-------- FRAGMENTO PROPORCIONADO

L'intel.lectual, aquesta merdeta.
El poder y los intelectuales: «Vamos a matar a todos los que lleven gafas»
Stalin amb Gorki |
Pierde
usted los nervios. Llega a la conclusión de que la revolución no se
puede hacer sin los intelectuales (…). Esos intelectualillos, larvas del
capital, que se creen el cerebro de la nación. En realidad no son el
cerebro, sino la mierda… (Carta de Lenin a Gorki, citada por Vitali Chentalinski en su libro De los archivos literarios del KGB, ed. Anaya/ Mario Muchnik, 1994).
De
ahí a matar a los que lleven gafas no hay tanto trecho como se piensa.
De la Rusia de 1919 a la Camboya de 1975 las líneas generales de los
gobernantes comunistas siempre han sido las mismas: los intelectuales
solo son necesarios si ponen su pluma al servicio del poder. Y solo
durante momentos muy concretos (por ejemplo cuando la revolución está en
marcha o aún no está suficientemente asentada). Después se convierten
en un elemento molesto, inservible, peligroso.
Pero, ¿qué pasa en el resto del mundo? ¿Cuál es la relación del poder con los intelectuales? Dejemos que el profesor Benedetti nos lo explique:
El
poder de los gobernantes nunca se siente influenciado por los
intelectuales o artistas. En la extrema derecha generalmente los
expulsan, torturan y matan. El neoliberalismo, en cambio, cree que
artistas e intelectuales son objetos decorativos. A los políticos les
gusta hacerse fotos al lado de un pintor o un escritor, pero no le dan
la menor importancia. Y hasta la propia izquierda usa a intelectuales y
artistas. En el terreno político nadie da importancia a lo que piensan.

----------------

* _OBJETIVO DEL EJERCICIO_
Transcribe de forma literal el pasaje del texto sobre el poder y los intelectuales que aparece arriba, desde el que comienza con las palabras "El poder y los" hasta el que termina con "Mario Muchnik, 1994).".

-------- MATERIAL PROPORCIONADO

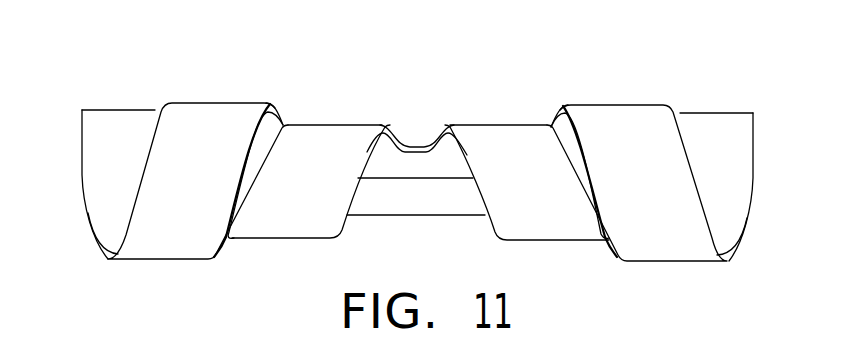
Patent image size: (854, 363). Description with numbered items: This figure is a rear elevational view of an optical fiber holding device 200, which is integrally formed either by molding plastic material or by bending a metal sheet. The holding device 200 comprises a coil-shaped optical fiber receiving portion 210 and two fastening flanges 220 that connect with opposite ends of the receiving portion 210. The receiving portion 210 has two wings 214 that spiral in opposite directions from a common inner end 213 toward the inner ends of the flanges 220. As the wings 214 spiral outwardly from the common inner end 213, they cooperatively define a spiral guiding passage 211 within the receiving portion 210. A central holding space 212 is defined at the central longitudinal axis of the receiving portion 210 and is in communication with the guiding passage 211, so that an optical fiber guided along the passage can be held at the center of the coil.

----------------
-------- MATERIAL PROPORCIONADO

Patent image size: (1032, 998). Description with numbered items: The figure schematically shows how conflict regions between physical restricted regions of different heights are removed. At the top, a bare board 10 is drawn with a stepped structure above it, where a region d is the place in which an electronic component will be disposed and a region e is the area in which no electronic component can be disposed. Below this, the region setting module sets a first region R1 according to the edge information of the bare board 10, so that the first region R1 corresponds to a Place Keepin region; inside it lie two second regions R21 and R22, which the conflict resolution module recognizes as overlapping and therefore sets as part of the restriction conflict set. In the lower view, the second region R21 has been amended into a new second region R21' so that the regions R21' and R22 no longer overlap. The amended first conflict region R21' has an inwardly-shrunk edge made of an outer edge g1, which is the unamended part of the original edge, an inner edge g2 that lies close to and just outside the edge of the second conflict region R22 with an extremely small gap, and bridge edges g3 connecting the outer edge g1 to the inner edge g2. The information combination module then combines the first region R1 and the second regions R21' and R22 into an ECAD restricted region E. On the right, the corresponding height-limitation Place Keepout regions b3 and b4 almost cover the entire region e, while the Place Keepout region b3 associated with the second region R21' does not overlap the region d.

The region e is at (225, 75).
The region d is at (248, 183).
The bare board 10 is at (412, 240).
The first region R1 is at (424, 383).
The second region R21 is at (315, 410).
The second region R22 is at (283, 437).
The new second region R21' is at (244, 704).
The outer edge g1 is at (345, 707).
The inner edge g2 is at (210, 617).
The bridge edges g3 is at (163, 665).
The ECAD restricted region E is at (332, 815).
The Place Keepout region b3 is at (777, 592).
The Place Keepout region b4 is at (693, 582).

----------------

* _RESULTADO DEL EJERCICIO_
El poder y los intelectuales: «Vamos a matar a todos los que lleven gafas»
Stalin amb Gorki |
Pierde
usted los nervios. Llega a la conclusión de que la revolución no se
puede hacer sin los intelectuales (…). Esos intelectualillos, larvas del
capital, que se creen el cerebro de la nación. En realidad no son el
cerebro, sino la mierda… (Carta de Lenin a Gorki, citada por Vitali Chentalinski en su libro De los archivos literarios del KGB, ed. Anaya/ Mario Muchnik, 1994).